Items:
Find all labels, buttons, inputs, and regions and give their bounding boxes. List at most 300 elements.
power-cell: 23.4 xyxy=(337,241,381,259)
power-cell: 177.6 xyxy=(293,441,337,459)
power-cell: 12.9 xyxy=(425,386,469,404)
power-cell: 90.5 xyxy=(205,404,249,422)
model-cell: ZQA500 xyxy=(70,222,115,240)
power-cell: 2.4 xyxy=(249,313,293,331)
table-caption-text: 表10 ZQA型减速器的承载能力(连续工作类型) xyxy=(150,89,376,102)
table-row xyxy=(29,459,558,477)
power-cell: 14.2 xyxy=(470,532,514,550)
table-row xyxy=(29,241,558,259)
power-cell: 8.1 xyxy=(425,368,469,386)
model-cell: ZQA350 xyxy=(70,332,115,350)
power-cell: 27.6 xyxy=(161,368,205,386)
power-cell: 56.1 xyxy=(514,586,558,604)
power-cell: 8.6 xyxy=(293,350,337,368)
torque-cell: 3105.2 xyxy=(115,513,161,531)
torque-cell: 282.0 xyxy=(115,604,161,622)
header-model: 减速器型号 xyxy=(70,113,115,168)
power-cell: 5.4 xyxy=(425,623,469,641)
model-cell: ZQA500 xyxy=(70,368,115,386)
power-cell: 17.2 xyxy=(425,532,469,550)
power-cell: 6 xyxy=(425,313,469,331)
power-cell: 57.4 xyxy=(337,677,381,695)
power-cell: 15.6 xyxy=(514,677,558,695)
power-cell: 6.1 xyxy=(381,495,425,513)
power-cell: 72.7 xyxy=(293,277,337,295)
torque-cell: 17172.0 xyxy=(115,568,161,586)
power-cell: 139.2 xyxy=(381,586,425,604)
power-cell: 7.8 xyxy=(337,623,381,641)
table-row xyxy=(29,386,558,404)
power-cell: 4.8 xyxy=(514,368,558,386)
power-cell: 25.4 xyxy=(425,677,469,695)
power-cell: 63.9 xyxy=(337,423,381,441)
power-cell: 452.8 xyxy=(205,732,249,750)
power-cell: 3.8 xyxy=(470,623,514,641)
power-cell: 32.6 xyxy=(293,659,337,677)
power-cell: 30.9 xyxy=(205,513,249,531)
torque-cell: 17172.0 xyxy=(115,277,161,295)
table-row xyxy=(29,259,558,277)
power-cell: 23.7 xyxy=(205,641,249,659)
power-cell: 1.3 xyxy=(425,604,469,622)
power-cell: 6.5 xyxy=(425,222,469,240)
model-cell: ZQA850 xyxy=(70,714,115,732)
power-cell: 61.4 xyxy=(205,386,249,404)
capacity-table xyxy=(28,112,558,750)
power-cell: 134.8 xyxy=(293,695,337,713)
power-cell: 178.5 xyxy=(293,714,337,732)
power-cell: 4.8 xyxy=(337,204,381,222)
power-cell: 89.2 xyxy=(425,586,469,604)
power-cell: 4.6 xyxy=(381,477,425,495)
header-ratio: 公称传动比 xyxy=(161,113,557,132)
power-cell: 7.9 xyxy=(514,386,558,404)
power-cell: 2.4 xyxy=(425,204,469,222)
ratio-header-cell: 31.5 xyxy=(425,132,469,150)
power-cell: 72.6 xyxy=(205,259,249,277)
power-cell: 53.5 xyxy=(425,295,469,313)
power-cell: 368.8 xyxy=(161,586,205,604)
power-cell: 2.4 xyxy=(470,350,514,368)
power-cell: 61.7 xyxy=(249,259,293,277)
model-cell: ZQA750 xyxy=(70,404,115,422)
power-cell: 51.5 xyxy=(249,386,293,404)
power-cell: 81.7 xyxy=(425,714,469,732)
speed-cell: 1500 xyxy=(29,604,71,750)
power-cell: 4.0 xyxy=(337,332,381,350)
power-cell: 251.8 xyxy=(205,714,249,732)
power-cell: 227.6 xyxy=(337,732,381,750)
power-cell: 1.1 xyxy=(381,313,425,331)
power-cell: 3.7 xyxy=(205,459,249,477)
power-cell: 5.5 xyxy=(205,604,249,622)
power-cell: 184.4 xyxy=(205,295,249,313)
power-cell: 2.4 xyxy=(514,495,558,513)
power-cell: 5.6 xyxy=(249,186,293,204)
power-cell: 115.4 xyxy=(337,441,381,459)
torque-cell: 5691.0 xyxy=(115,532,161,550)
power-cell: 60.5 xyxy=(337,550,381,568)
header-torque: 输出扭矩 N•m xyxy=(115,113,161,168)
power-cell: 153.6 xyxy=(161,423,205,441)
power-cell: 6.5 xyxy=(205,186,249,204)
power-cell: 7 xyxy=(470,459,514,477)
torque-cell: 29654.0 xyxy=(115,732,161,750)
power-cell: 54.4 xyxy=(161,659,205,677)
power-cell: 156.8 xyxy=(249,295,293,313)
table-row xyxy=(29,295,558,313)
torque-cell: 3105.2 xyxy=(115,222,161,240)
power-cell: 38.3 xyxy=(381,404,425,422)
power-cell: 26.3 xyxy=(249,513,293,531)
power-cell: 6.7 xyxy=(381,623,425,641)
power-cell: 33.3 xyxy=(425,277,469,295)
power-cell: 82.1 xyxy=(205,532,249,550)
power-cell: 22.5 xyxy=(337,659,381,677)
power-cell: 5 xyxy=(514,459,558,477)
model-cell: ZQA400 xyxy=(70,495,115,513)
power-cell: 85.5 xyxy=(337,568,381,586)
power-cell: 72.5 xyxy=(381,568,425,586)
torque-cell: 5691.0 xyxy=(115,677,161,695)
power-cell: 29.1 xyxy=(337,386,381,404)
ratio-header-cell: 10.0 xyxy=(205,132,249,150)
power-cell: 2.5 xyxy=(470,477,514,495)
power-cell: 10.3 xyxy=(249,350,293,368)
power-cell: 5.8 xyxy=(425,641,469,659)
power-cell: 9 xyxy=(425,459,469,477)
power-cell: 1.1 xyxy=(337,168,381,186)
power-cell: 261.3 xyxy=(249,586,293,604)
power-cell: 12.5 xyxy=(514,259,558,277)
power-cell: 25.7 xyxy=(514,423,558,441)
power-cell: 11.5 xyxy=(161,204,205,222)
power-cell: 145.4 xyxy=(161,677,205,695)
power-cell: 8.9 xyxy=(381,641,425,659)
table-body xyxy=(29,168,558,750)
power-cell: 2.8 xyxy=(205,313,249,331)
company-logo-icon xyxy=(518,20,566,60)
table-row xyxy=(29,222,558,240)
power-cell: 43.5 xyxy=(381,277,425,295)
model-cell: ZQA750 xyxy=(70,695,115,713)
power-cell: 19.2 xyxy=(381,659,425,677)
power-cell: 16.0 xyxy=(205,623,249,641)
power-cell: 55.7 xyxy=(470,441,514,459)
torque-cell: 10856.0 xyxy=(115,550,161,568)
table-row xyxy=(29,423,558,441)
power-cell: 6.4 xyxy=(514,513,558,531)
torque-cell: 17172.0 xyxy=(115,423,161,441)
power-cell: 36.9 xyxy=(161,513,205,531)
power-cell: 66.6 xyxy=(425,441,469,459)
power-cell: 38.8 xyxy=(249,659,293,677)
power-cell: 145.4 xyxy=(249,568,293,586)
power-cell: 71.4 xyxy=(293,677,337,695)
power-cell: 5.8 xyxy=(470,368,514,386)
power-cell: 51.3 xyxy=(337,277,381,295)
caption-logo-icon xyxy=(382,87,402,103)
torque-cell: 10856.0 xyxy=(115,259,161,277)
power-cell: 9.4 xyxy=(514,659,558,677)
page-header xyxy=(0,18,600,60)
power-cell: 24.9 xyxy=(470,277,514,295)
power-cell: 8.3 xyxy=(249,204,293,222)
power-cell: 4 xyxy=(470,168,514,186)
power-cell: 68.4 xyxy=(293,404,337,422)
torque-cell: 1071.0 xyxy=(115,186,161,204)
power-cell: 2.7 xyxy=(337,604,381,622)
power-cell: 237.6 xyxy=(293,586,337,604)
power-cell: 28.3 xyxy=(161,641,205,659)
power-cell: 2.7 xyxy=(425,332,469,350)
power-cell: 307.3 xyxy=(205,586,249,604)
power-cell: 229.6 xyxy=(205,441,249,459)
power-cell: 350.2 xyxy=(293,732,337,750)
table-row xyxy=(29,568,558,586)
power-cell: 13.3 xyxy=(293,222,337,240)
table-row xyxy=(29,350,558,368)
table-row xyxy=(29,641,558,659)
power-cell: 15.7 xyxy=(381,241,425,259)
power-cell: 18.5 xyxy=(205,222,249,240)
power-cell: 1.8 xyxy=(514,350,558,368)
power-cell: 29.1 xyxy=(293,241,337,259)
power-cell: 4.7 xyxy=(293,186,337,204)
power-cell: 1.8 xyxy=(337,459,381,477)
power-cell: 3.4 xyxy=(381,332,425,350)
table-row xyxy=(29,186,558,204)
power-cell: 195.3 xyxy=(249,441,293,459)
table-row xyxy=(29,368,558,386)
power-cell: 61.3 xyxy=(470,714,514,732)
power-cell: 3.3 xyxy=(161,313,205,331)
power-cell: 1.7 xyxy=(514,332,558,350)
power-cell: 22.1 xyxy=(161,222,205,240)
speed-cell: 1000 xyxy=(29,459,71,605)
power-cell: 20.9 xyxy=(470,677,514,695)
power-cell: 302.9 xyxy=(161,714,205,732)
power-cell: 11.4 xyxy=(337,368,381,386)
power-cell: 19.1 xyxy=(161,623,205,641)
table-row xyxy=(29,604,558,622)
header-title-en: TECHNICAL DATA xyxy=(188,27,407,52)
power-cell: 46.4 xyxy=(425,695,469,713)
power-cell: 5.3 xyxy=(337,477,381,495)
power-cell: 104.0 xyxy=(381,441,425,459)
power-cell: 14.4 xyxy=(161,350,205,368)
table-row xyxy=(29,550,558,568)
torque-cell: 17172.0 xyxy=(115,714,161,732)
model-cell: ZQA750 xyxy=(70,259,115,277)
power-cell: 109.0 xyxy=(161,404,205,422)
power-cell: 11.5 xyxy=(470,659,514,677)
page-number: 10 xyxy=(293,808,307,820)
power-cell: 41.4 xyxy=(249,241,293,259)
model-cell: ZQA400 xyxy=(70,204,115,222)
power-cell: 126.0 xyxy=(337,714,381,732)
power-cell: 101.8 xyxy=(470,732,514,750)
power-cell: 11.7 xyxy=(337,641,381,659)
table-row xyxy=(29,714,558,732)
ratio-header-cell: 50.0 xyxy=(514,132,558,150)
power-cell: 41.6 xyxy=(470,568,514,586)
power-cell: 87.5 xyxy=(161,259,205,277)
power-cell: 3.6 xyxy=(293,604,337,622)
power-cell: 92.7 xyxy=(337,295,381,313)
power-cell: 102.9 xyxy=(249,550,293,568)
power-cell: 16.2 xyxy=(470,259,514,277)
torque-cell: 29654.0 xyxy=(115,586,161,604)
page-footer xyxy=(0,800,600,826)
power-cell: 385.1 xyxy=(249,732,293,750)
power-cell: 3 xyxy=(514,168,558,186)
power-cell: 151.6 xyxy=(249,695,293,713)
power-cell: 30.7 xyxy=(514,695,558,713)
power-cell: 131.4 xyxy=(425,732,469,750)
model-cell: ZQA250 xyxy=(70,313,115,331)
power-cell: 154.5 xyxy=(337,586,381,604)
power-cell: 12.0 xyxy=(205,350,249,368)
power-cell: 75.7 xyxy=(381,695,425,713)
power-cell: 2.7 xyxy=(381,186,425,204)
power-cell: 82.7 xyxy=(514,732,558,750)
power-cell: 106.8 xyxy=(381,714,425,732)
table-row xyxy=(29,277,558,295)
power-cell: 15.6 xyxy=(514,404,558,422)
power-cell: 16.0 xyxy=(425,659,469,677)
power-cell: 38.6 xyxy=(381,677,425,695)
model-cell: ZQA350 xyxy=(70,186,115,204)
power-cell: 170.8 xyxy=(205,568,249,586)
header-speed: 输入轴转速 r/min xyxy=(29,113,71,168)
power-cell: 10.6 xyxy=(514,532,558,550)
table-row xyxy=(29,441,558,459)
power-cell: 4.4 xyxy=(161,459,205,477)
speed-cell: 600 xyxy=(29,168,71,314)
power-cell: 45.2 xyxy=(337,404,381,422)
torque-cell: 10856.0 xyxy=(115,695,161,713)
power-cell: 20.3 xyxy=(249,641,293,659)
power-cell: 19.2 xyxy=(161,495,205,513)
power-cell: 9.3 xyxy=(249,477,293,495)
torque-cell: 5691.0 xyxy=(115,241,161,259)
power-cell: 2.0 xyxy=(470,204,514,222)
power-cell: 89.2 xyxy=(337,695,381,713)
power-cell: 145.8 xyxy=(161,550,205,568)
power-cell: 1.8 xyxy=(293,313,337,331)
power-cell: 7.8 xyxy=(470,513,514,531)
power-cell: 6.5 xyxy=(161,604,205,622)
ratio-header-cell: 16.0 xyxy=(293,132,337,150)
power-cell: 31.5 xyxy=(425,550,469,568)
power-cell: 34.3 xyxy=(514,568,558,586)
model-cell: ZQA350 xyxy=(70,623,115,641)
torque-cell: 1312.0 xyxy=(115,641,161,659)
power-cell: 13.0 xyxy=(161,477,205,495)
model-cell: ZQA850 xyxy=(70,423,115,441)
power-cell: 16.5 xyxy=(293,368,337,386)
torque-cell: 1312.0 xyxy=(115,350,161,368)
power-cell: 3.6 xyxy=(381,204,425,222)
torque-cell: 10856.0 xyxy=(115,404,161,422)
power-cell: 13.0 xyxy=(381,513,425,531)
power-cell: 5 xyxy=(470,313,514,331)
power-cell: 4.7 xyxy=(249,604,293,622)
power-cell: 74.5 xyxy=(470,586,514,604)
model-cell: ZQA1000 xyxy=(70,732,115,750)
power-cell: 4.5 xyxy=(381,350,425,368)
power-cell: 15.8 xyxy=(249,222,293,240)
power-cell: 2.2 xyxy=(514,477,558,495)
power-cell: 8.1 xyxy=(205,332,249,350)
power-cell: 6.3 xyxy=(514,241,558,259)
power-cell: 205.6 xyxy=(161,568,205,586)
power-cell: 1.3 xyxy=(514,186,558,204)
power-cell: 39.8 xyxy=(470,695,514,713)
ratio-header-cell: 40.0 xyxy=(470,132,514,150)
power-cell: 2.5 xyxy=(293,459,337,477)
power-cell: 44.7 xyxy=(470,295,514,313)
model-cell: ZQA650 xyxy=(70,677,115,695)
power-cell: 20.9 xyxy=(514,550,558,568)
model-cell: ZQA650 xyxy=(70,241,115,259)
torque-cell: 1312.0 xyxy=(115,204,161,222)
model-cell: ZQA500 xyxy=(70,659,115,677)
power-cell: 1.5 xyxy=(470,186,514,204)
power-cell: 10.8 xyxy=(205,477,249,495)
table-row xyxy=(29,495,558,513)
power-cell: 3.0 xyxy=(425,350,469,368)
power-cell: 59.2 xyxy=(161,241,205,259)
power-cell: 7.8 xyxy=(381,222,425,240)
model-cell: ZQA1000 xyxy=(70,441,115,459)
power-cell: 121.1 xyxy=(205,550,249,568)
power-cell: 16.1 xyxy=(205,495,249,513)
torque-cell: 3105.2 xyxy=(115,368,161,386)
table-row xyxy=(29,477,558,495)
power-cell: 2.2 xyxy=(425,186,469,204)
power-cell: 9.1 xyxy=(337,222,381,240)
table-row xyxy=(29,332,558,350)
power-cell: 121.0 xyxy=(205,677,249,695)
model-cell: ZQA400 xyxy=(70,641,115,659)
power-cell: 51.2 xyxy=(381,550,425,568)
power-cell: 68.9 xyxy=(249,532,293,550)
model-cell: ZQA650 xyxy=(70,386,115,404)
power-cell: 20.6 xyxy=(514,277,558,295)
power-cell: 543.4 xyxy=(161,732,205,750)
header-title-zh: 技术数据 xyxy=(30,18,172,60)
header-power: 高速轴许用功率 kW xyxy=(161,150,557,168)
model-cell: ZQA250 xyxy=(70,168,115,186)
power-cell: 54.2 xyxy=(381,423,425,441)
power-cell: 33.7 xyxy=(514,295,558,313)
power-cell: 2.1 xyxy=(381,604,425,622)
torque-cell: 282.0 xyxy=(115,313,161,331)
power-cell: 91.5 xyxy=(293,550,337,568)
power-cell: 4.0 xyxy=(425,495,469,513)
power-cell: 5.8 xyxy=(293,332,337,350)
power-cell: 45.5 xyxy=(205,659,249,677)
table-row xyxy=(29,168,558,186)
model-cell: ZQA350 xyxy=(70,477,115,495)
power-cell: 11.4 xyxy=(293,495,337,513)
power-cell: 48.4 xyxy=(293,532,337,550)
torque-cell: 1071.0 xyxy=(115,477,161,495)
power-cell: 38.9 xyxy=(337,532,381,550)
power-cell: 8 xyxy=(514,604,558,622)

What is required:
Locate every line above that contains the string "ratio", treating uppercase and lowercase as different, and copy each of those lines.

Answer to this problem:
header-ratio: 公称传动比 xyxy=(161,113,557,132)
ratio-header-cell: 31.5 xyxy=(425,132,469,150)
ratio-header-cell: 10.0 xyxy=(205,132,249,150)
ratio-header-cell: 50.0 xyxy=(514,132,558,150)
ratio-header-cell: 16.0 xyxy=(293,132,337,150)
ratio-header-cell: 40.0 xyxy=(470,132,514,150)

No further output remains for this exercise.